• _Exercise details_
Below is a listing to transcribe in full and exactly; keep the pictures out.

• _Records shown_
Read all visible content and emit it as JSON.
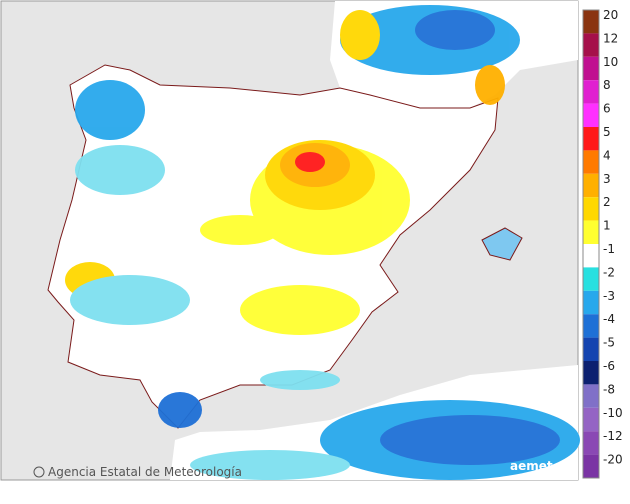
{
  "legend": {
    "items": [
      {
        "label": "20",
        "color": "#8a3410"
      },
      {
        "label": "12",
        "color": "#a5104a"
      },
      {
        "label": "10",
        "color": "#c01090"
      },
      {
        "label": "8",
        "color": "#e020d0"
      },
      {
        "label": "6",
        "color": "#ff30ff"
      },
      {
        "label": "5",
        "color": "#ff1818"
      },
      {
        "label": "4",
        "color": "#ff7a00"
      },
      {
        "label": "3",
        "color": "#ffb000"
      },
      {
        "label": "2",
        "color": "#ffd800"
      },
      {
        "label": "1",
        "color": "#ffff30"
      },
      {
        "label": "-1",
        "color": "#ffffff"
      },
      {
        "label": "-2",
        "color": "#28e0e0"
      },
      {
        "label": "-3",
        "color": "#28a8ec"
      },
      {
        "label": "-4",
        "color": "#1e70d6"
      },
      {
        "label": "-5",
        "color": "#1444b0"
      },
      {
        "label": "-6",
        "color": "#0c2070"
      },
      {
        "label": "-8",
        "color": "#8070c8"
      },
      {
        "label": "-10",
        "color": "#9464c4"
      },
      {
        "label": "-12",
        "color": "#8a48b4"
      },
      {
        "label": "-20",
        "color": "#7a34a4"
      }
    ]
  },
  "footer": {
    "agency": "Agencia Estatal de Meteorología",
    "logo": "aemet"
  }
}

• _Output for this task_
Read all visible content and emit it as JSON.
{
  "legend": {
    "items": [
      {
        "label": "20",
        "color": "#8a3410"
      },
      {
        "label": "12",
        "color": "#a5104a"
      },
      {
        "label": "10",
        "color": "#c01090"
      },
      {
        "label": "8",
        "color": "#e020d0"
      },
      {
        "label": "6",
        "color": "#ff30ff"
      },
      {
        "label": "5",
        "color": "#ff1818"
      },
      {
        "label": "4",
        "color": "#ff7a00"
      },
      {
        "label": "3",
        "color": "#ffb000"
      },
      {
        "label": "2",
        "color": "#ffd800"
      },
      {
        "label": "1",
        "color": "#ffff30"
      },
      {
        "label": "-1",
        "color": "#ffffff"
      },
      {
        "label": "-2",
        "color": "#28e0e0"
      },
      {
        "label": "-3",
        "color": "#28a8ec"
      },
      {
        "label": "-4",
        "color": "#1e70d6"
      },
      {
        "label": "-5",
        "color": "#1444b0"
      },
      {
        "label": "-6",
        "color": "#0c2070"
      },
      {
        "label": "-8",
        "color": "#8070c8"
      },
      {
        "label": "-10",
        "color": "#9464c4"
      },
      {
        "label": "-12",
        "color": "#8a48b4"
      },
      {
        "label": "-20",
        "color": "#7a34a4"
      }
    ]
  },
  "footer": {
    "agency": "Agencia Estatal de Meteorología",
    "logo": "aemet"
  }
}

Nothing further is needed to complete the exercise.